** START **

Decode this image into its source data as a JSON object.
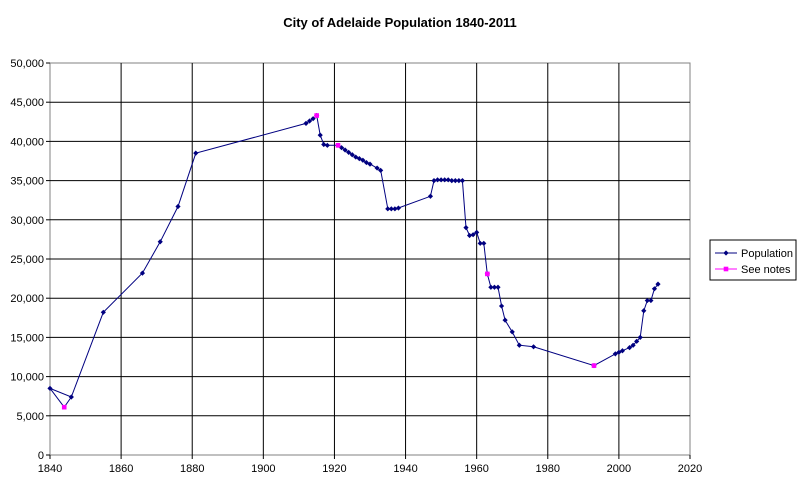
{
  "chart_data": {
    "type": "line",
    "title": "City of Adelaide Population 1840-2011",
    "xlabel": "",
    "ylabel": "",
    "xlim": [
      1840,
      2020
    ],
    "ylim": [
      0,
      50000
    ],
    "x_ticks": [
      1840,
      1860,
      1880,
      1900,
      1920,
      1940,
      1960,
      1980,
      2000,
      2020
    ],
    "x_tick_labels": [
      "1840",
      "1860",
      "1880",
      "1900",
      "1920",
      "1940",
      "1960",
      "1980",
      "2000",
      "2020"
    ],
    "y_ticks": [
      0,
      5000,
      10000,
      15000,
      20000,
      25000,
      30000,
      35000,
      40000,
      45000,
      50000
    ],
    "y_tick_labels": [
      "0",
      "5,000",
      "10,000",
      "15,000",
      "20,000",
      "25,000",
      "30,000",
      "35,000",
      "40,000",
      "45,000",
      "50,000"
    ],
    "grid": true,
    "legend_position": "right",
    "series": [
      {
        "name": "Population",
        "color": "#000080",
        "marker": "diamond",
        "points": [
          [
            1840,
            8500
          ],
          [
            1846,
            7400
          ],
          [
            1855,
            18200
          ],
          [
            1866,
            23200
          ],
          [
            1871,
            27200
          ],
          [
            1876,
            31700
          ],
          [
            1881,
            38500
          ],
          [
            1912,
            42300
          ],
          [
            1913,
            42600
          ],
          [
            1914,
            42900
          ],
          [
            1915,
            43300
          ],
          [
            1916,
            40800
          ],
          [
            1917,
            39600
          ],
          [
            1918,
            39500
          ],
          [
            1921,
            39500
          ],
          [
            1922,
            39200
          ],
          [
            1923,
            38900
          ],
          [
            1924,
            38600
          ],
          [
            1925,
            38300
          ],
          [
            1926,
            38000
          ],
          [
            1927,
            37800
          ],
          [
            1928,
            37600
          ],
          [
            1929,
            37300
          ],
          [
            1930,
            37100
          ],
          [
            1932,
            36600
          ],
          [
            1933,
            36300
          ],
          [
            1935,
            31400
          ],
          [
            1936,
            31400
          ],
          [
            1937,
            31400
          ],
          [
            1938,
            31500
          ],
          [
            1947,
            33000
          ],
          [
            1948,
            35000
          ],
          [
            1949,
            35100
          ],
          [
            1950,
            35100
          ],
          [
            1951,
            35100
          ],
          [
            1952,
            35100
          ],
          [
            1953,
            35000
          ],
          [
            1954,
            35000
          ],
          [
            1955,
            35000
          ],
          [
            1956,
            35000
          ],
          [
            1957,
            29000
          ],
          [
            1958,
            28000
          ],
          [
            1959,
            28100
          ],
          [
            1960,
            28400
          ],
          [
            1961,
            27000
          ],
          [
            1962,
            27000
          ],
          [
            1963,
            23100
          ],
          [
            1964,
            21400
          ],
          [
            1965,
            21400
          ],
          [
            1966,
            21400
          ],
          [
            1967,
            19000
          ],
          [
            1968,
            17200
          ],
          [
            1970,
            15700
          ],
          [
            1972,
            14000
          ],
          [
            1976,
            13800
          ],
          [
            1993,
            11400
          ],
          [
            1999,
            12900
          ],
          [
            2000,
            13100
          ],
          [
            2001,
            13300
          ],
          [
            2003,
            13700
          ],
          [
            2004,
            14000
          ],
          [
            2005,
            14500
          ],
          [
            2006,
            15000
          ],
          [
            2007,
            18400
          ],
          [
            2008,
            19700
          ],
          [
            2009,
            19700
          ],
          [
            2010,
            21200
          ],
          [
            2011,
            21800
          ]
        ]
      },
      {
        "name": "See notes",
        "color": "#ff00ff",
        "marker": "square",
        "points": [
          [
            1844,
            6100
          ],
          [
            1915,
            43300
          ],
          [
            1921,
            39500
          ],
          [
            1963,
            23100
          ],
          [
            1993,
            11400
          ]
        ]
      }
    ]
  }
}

** END **

Problem: Only a number is wanted: how many lines of the data above contain "Population"?

Task response: 2